* Start *

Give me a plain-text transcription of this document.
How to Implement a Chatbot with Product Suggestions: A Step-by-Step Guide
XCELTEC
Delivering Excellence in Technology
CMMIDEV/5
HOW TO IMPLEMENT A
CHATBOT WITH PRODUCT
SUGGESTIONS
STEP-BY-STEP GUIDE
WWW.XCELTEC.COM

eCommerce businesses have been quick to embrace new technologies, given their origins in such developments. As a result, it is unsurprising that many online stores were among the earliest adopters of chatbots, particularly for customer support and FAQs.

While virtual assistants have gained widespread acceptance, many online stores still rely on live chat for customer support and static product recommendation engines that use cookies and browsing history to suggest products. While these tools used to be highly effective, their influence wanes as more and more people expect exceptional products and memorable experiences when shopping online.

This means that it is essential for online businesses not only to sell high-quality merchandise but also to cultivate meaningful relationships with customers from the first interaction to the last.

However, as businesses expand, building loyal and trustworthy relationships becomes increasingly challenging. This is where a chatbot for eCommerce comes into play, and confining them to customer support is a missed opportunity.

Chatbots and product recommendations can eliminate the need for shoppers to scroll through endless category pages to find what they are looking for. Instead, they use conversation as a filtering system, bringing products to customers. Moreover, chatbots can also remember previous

* End *

■ **What to work on**
Each entry above needs to be retyped exactly.

■ **Solution to this problem**
Give me a plain-text transcription of this document.
How to Implement a Chatbot with Product Suggestions: A Step-by-Step Guide
XCELTEC
Delivering Excellence in Technology
CMMIDEV/5
HOW TO IMPLEMENT A
CHATBOT WITH PRODUCT
SUGGESTIONS
STEP-BY-STEP GUIDE
WWW.XCELTEC.COM

eCommerce businesses have been quick to embrace new technologies, given their origins in such developments. As a result, it is unsurprising that many online stores were among the earliest adopters of chatbots, particularly for customer support and FAQs.

While virtual assistants have gained widespread acceptance, many online stores still rely on live chat for customer support and static product recommendation engines that use cookies and browsing history to suggest products. While these tools used to be highly effective, their influence wanes as more and more people expect exceptional products and memorable experiences when shopping online.

This means that it is essential for online businesses not only to sell high-quality merchandise but also to cultivate meaningful relationships with customers from the first interaction to the last.

However, as businesses expand, building loyal and trustworthy relationships becomes increasingly challenging. This is where a chatbot for eCommerce comes into play, and confining them to customer support is a missed opportunity.

Chatbots and product recommendations can eliminate the need for shoppers to scroll through endless category pages to find what they are looking for. Instead, they use conversation as a filtering system, bringing products to customers. Moreover, chatbots can also remember previous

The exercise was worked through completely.